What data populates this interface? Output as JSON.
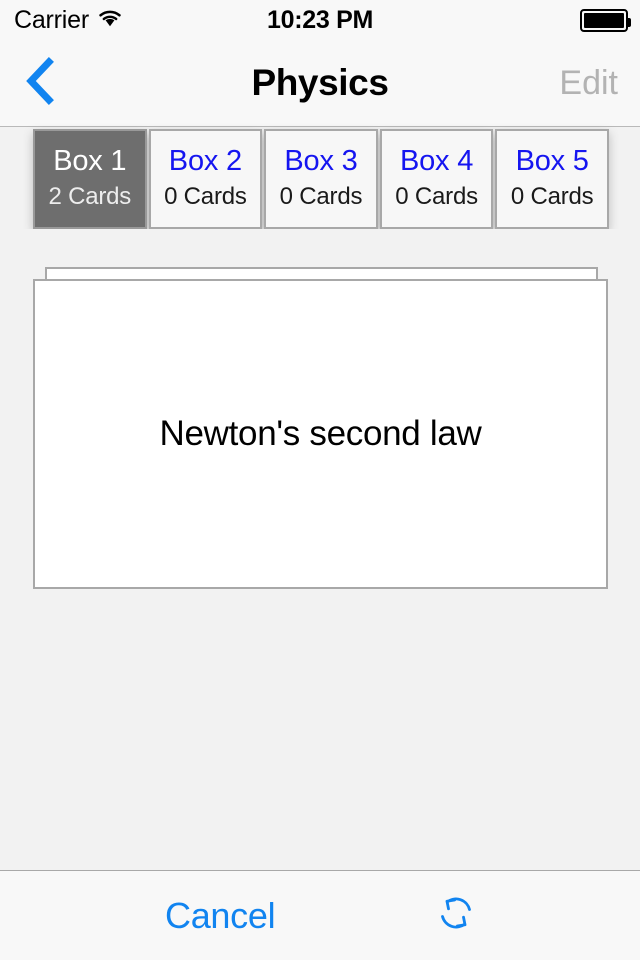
{
  "status_bar": {
    "carrier": "Carrier",
    "wifi_icon": "wifi-icon",
    "time": "10:23 PM",
    "battery_icon": "battery-full-icon"
  },
  "nav_bar": {
    "back_icon": "chevron-left-icon",
    "title": "Physics",
    "edit_label": "Edit",
    "edit_enabled": false
  },
  "box_selector": {
    "boxes": [
      {
        "title": "Box 1",
        "count_label": "2 Cards",
        "card_count": 2,
        "selected": true
      },
      {
        "title": "Box 2",
        "count_label": "0 Cards",
        "card_count": 0,
        "selected": false
      },
      {
        "title": "Box 3",
        "count_label": "0 Cards",
        "card_count": 0,
        "selected": false
      },
      {
        "title": "Box 4",
        "count_label": "0 Cards",
        "card_count": 0,
        "selected": false
      },
      {
        "title": "Box 5",
        "count_label": "0 Cards",
        "card_count": 0,
        "selected": false
      }
    ]
  },
  "card_stack": {
    "front_card_text": "Newton's second law",
    "cards_behind": 1
  },
  "toolbar": {
    "cancel_label": "Cancel",
    "refresh_icon": "refresh-icon"
  },
  "colors": {
    "tint_blue": "#1184f0",
    "box_link_blue": "#1515f0",
    "selected_box_bg": "#6e6e6e",
    "disabled_gray": "#b3b3b3",
    "page_bg": "#f2f2f2",
    "bar_bg": "#f8f8f8",
    "border_gray": "#a8a8a8"
  }
}
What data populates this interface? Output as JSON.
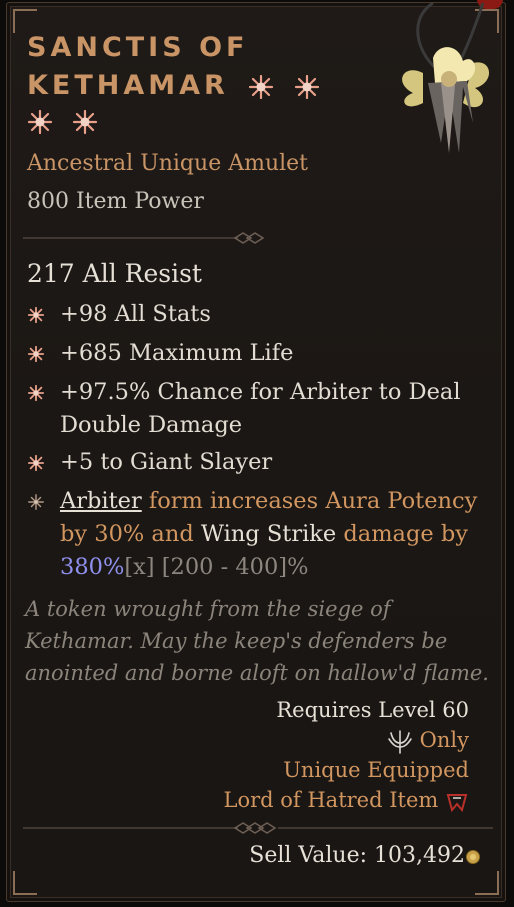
{
  "item": {
    "name_line1": "Sanctis of",
    "name_line2": "Kethamar",
    "type": "Ancestral Unique Amulet",
    "item_power": "800 Item Power",
    "main_stat": "217 All Resist",
    "affixes": [
      "+98 All Stats",
      "+685 Maximum Life",
      "+97.5% Chance for Arbiter to Deal Double Damage",
      "+5 to Giant Slayer"
    ],
    "unique_power": {
      "p1": "Arbiter",
      "p2": " form increases Aura Potency by 30% and ",
      "p3": "Wing Strike",
      "p4": " damage by ",
      "p5": "380%",
      "p6": "[x]",
      "p7": " [200 - 400]%"
    },
    "flavor": "A token wrought from the siege of Kethamar. May the keep's defenders be anointed and borne aloft on hallow'd flame.",
    "requirements": {
      "level": "Requires Level 60",
      "class_only": "Only",
      "unique_equipped": "Unique Equipped",
      "expansion": "Lord of Hatred Item"
    },
    "sell_value": "Sell Value: 103,492"
  },
  "icons": {
    "greater_affix": "greater-affix-star-icon",
    "unique_affix": "unique-affix-icon",
    "class": "paladin-class-icon",
    "expansion": "lord-of-hatred-icon",
    "gold": "gold-coin-icon",
    "item": "amulet-icon"
  },
  "colors": {
    "title": "#c99566",
    "affix_bullet": "#e8a08a",
    "unique_text": "#d29660",
    "highlight_value": "#8f90ee",
    "flavor": "#8b847b"
  }
}
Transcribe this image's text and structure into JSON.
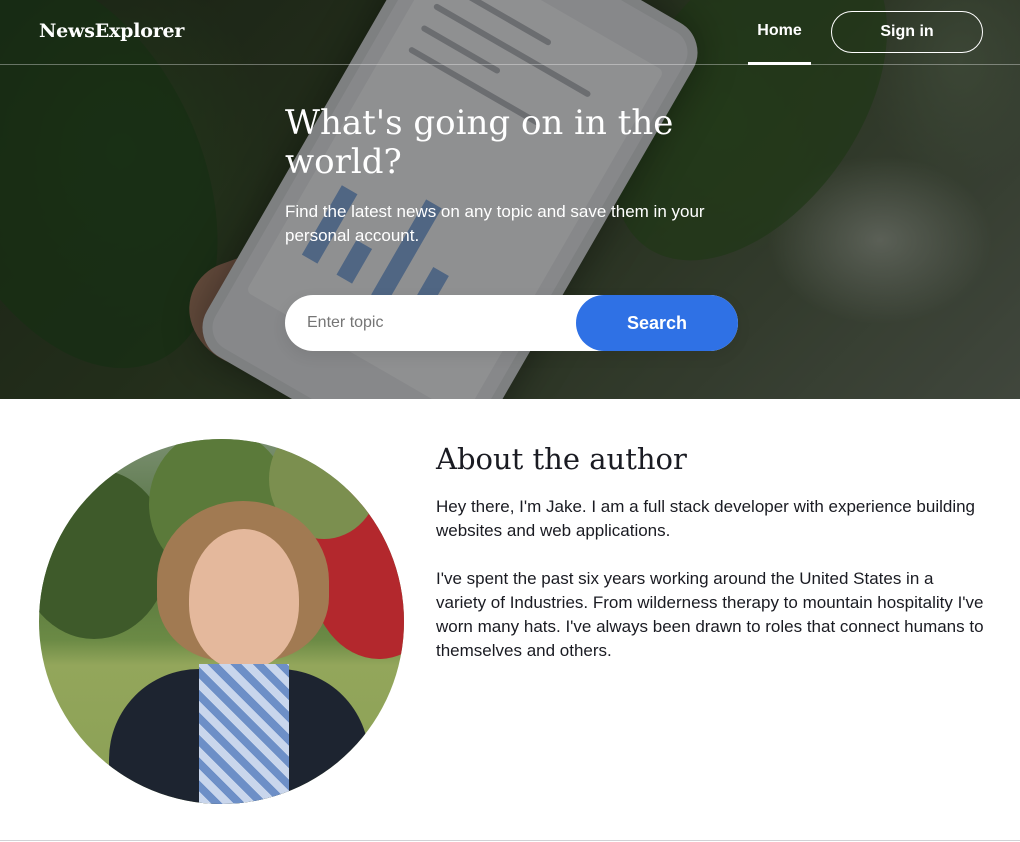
{
  "header": {
    "logo": "NewsExplorer",
    "nav": {
      "home": "Home",
      "sign_in": "Sign in"
    }
  },
  "hero": {
    "title": "What's going on in the world?",
    "subtitle": "Find the latest news on any topic and save them in your personal account.",
    "search": {
      "placeholder": "Enter topic",
      "value": "",
      "button": "Search"
    }
  },
  "about": {
    "title": "About the author",
    "paragraphs": [
      "Hey there, I'm Jake. I am a full stack developer with experience building websites and web applications.",
      "I've spent the past six years working around the United States in a variety of Industries. From wilderness therapy to mountain hospitality I've worn many hats. I've always been drawn to roles that connect humans to themselves and others."
    ]
  },
  "colors": {
    "accent": "#2f71e5",
    "text": "#1a1b22",
    "header_text": "#ffffff"
  }
}
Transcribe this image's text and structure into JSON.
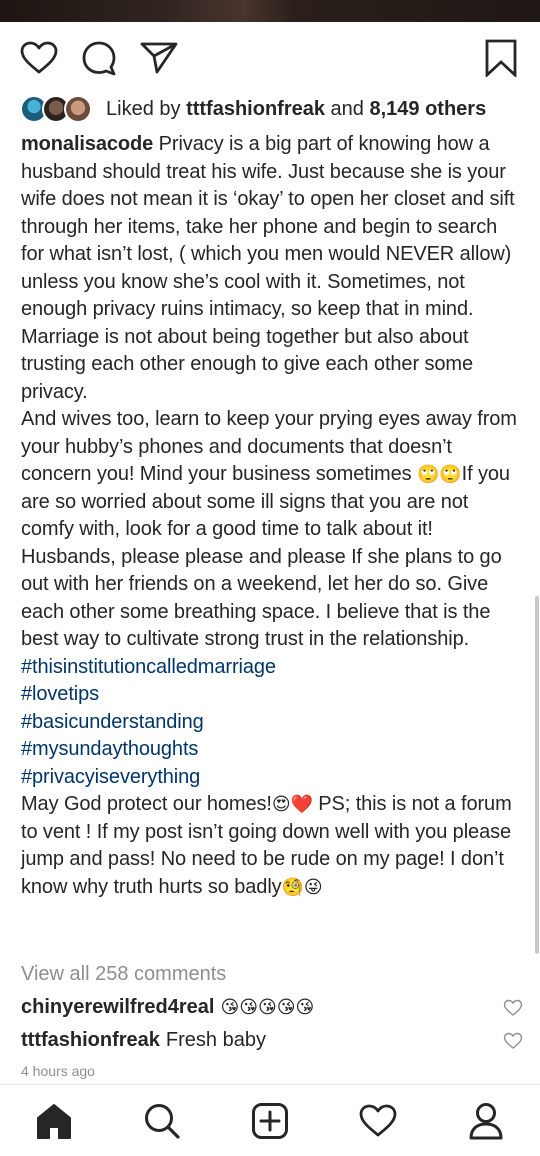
{
  "post": {
    "liked_by_prefix": "Liked by",
    "liked_by_user": "tttfashionfreak",
    "liked_by_and": "and",
    "liked_by_others": "8,149 others",
    "caption": {
      "username": "monalisacode",
      "paragraph1": "Privacy is a big part of knowing how a husband should treat his wife. Just because she is your wife does not mean it is ‘okay’ to open her closet and sift through her items, take her phone and begin to search for what isn’t lost, ( which you men would NEVER allow) unless you know she’s cool with it. Sometimes, not enough privacy ruins intimacy, so keep that in mind. Marriage is not about being together but also about trusting each other enough to give each other some privacy.",
      "paragraph2_a": "And wives too, learn to keep your prying eyes away from your hubby’s phones and documents that doesn’t concern you! Mind your business sometimes",
      "paragraph2_emoji": "🙄🙄",
      "paragraph2_b": "If you are so worried about some ill signs that you are not comfy with, look for a good time to talk about it!",
      "paragraph3": "Husbands, please please and please If she plans to go out with her friends on a weekend, let her do so. Give each other some breathing space. I believe that is the best way to cultivate strong trust in the relationship.",
      "hashtags": [
        "#thisinstitutioncalledmarriage",
        "#lovetips",
        "#basicunderstanding",
        "#mysundaythoughts",
        "#privacyiseverything"
      ],
      "paragraph4_a": "May God protect our homes!",
      "paragraph4_emoji1": "😍❤️",
      "paragraph4_b": " PS; this is not a forum to vent ! If my post isn’t going down well with you please jump and pass! No need to be rude on my page! I don’t know why truth hurts so badly",
      "paragraph4_emoji2": "🧐😜"
    },
    "view_all_comments": "View all 258 comments",
    "comments": [
      {
        "username": "chinyerewilfred4real",
        "text": "😘😘😘😘😘"
      },
      {
        "username": "tttfashionfreak",
        "text": "Fresh baby"
      }
    ],
    "timestamp": "4 hours ago"
  },
  "icons": {
    "like": "heart-outline-icon",
    "comment": "comment-bubble-icon",
    "share": "paper-plane-icon",
    "save": "bookmark-icon",
    "nav_home": "home-icon",
    "nav_search": "search-icon",
    "nav_add": "add-post-icon",
    "nav_activity": "heart-icon",
    "nav_profile": "profile-icon"
  },
  "colors": {
    "text": "#262626",
    "hashtag": "#003569",
    "muted": "#8e8e8e"
  }
}
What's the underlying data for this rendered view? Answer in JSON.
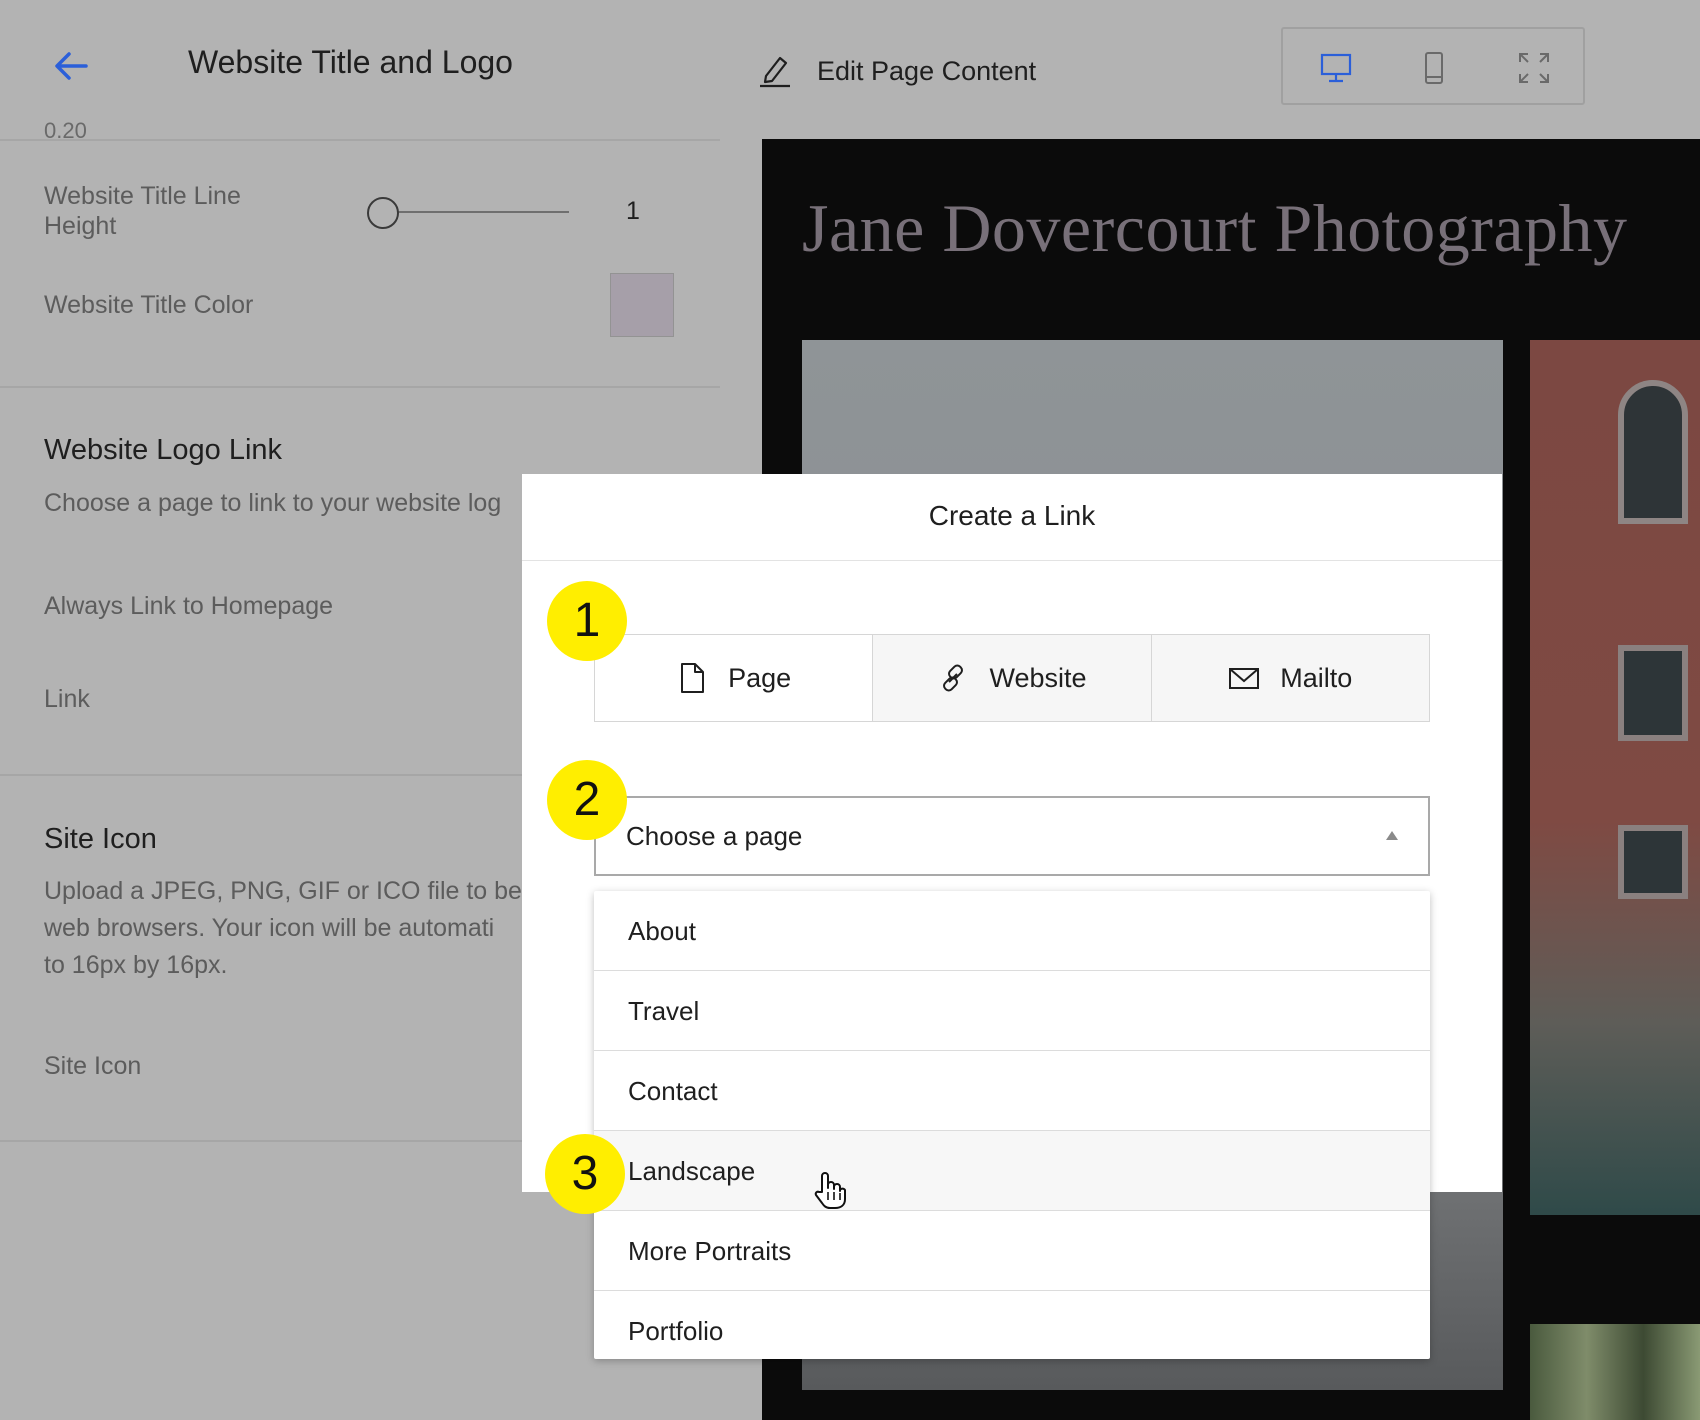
{
  "left_panel": {
    "title": "Website Title and Logo",
    "scrolled_partial": "0.20",
    "title_line_height": {
      "label": "Website Title Line Height",
      "value": "1",
      "slider_fraction": 0.0
    },
    "title_color": {
      "label": "Website Title Color",
      "value": "#a69fa9"
    },
    "logo_link": {
      "title": "Website Logo Link",
      "description": "Choose a page to link to your website log",
      "always_link_label": "Always Link to Homepage",
      "link_label": "Link"
    },
    "site_icon": {
      "title": "Site Icon",
      "description_lines": [
        "Upload a JPEG, PNG, GIF or ICO file to be",
        "web browsers. Your icon will be automati",
        "to 16px by 16px."
      ],
      "label": "Site Icon"
    }
  },
  "toolbar": {
    "edit_label": "Edit Page Content",
    "devices": [
      "desktop-icon",
      "mobile-icon",
      "fullscreen-icon"
    ],
    "active_device": "desktop"
  },
  "preview": {
    "site_title": "Jane Dovercourt Photography"
  },
  "modal": {
    "title": "Create a Link",
    "link_types": [
      {
        "label": "Page",
        "icon": "page-icon"
      },
      {
        "label": "Website",
        "icon": "link-icon"
      },
      {
        "label": "Mailto",
        "icon": "mail-icon"
      }
    ],
    "active_link_type": "Page",
    "page_select": {
      "value": "Choose a page"
    },
    "options": [
      "About",
      "Travel",
      "Contact",
      "Landscape",
      "More Portraits",
      "Portfolio"
    ],
    "hovered_option": "Landscape"
  },
  "badges": [
    "1",
    "2",
    "3"
  ],
  "colors": {
    "accent_blue": "#2b5fd9",
    "badge_yellow": "#ffee00",
    "overlay_gray": "#b3b3b3"
  }
}
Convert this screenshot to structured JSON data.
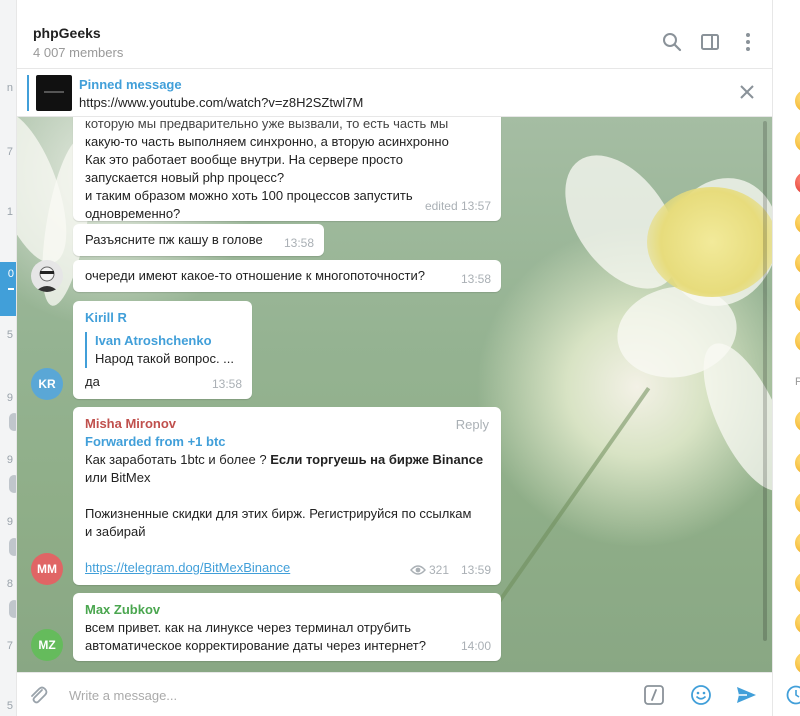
{
  "header": {
    "title": "phpGeeks",
    "members": "4 007 members"
  },
  "pinned": {
    "title": "Pinned message",
    "text": "https://www.youtube.com/watch?v=z8H2SZtwl7M"
  },
  "messages": {
    "m1": {
      "partial_line": "которую мы предварительно уже вызвали, то есть часть мы",
      "lines": [
        "какую-то часть выполняем синхронно, а вторую асинхронно",
        "Как это работает вообще внутри. На сервере просто",
        "запускается новый php процесс?",
        "и таким образом можно хоть 100 процессов запустить",
        "одновременно?"
      ],
      "time": "edited 13:57"
    },
    "m2": {
      "text": "Разъясните пж кашу в голове",
      "time": "13:58"
    },
    "m3": {
      "text": "очереди имеют какое-то отношение к многопоточности?",
      "time": "13:58"
    },
    "m4": {
      "sender": "Kirill R",
      "reply_name": "Ivan Atroshchenko",
      "reply_text": "Народ такой вопрос. ...",
      "text": "да",
      "time": "13:58",
      "avatar": "KR"
    },
    "m5": {
      "sender": "Misha Mironov",
      "reply_label": "Reply",
      "forwarded": "Forwarded from +1 btc",
      "line1_plain": "Как заработать 1btc и более ? ",
      "line1_bold": "Если торгуешь на бирже Binance",
      "line2": "или BitMex",
      "line3": "Пожизненные скидки для этих бирж. Регистрируйся по ссылкам",
      "line4": "и забирай",
      "link": "https://telegram.dog/BitMexBinance",
      "views": "321",
      "time": "13:59",
      "avatar": "MM"
    },
    "m6": {
      "sender": "Max Zubkov",
      "lines": [
        "всем привет. как на линуксе через терминал отрубить",
        "автоматическое корректирование даты через интернет?"
      ],
      "time": "14:00",
      "avatar": "MZ"
    }
  },
  "composer": {
    "placeholder": "Write a message..."
  },
  "left_strip": {
    "fragments": [
      "n",
      "7",
      "1",
      "0",
      "5",
      "9",
      "9",
      "9",
      "8",
      "7",
      "5"
    ]
  },
  "right_panel": {
    "section_letter": "P"
  },
  "colors": {
    "accent": "#419fd9",
    "kr": "#5aa7d6",
    "mm": "#e06565",
    "mz": "#65bb5c",
    "misha": "#c0504d",
    "max": "#4aa64f"
  }
}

+--

**REQUIRED WORK:** Compute the number of lines above that contain the string "tttfashionfreak". Reply with that value only.

**FINISHED ANSWER:** 2